* _WHAT THIS TASK INVOLVES_
Make an exact copy of all the entries below, with the pictures left out.

Excerpt from a dataset

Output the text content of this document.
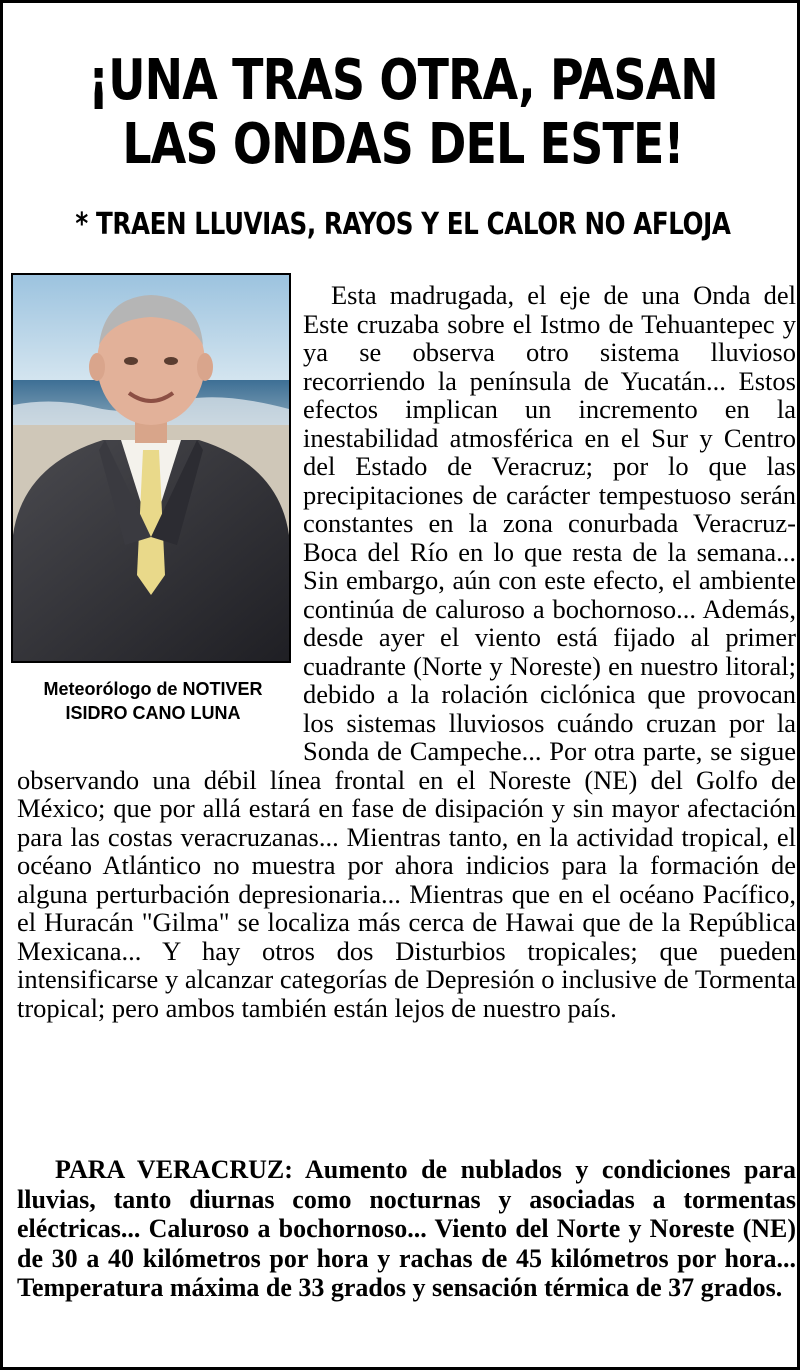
¡UNA TRAS OTRA, PASAN
LAS ONDAS DEL ESTE!
* TRAEN LLUVIAS, RAYOS Y EL CALOR NO AFLOJA
Meteorólogo de NOTIVER
ISIDRO CANO LUNA
Esta madrugada, el eje de una Onda del Este cruzaba sobre el Istmo de Tehuantepec y ya se observa otro sistema lluvioso recorriendo la península de Yucatán... Estos efectos implican un incremento en la inestabilidad atmosférica en el Sur y Centro del Estado de Veracruz; por lo que las precipitaciones de carácter tempestuoso serán constantes en la zona conurbada Veracruz-Boca del Río en lo que resta de la semana... Sin embargo, aún con este efecto, el ambiente continúa de caluroso a bochornoso... Además, desde ayer el viento está fijado al primer cuadrante (Norte y Noreste) en nuestro litoral; debido a la rolación ciclónica que provocan los sistemas lluviosos cuándo cruzan por la Sonda de Campeche... Por otra parte, se sigue observando una débil línea frontal en el Noreste (NE) del Golfo de México; que por allá estará en fase de disipación y sin mayor afectación para las costas veracruzanas... Mientras tanto, en la actividad tropical, el océano Atlántico no muestra por ahora indicios para la formación de alguna perturbación depresionaria... Mientras que en el océano Pacífico, el Huracán "Gilma" se localiza más cerca de Hawai que de la República Mexicana... Y hay otros dos Disturbios tropicales; que pueden intensificarse y alcanzar categorías de Depresión o inclusive de Tormenta tropical; pero ambos también están lejos de nuestro país.

PARA VERACRUZ: Aumento de nublados y condiciones para lluvias, tanto diurnas como nocturnas y asociadas a tormentas eléctricas... Caluroso a bochornoso... Viento del Norte y Noreste (NE) de 30 a 40 kilómetros por hora y rachas de 45 kilómetros por hora... Temperatura máxima de 33 grados y sensación térmica de 37 grados.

* _RESULT OF THE EXERCISE_
Output the text content of this document.
¡UNA TRAS OTRA, PASAN
LAS ONDAS DEL ESTE!
* TRAEN LLUVIAS, RAYOS Y EL CALOR NO AFLOJA
Meteorólogo de NOTIVER
ISIDRO CANO LUNA
Esta madrugada, el eje de una Onda del Este cruzaba sobre el Istmo de Tehuantepec y ya se observa otro sistema lluvioso recorriendo la península de Yucatán... Estos efectos implican un incremento en la inestabilidad atmosférica en el Sur y Centro del Estado de Veracruz; por lo que las precipitaciones de carácter tempestuoso serán constantes en la zona conurbada Veracruz-Boca del Río en lo que resta de la semana... Sin embargo, aún con este efecto, el ambiente continúa de caluroso a bochornoso... Además, desde ayer el viento está fijado al primer cuadrante (Norte y Noreste) en nuestro litoral; debido a la rolación ciclónica que provocan los sistemas lluviosos cuándo cruzan por la Sonda de Campeche... Por otra parte, se sigue observando una débil línea frontal en el Noreste (NE) del Golfo de México; que por allá estará en fase de disipación y sin mayor afectación para las costas veracruzanas... Mientras tanto, en la actividad tropical, el océano Atlántico no muestra por ahora indicios para la formación de alguna perturbación depresionaria... Mientras que en el océano Pacífico, el Huracán "Gilma" se localiza más cerca de Hawai que de la República Mexicana... Y hay otros dos Disturbios tropicales; que pueden intensificarse y alcanzar categorías de Depresión o inclusive de Tormenta tropical; pero ambos también están lejos de nuestro país.

PARA VERACRUZ: Aumento de nublados y condiciones para lluvias, tanto diurnas como nocturnas y asociadas a tormentas eléctricas... Caluroso a bochornoso... Viento del Norte y Noreste (NE) de 30 a 40 kilómetros por hora y rachas de 45 kilómetros por hora... Temperatura máxima de 33 grados y sensación térmica de 37 grados.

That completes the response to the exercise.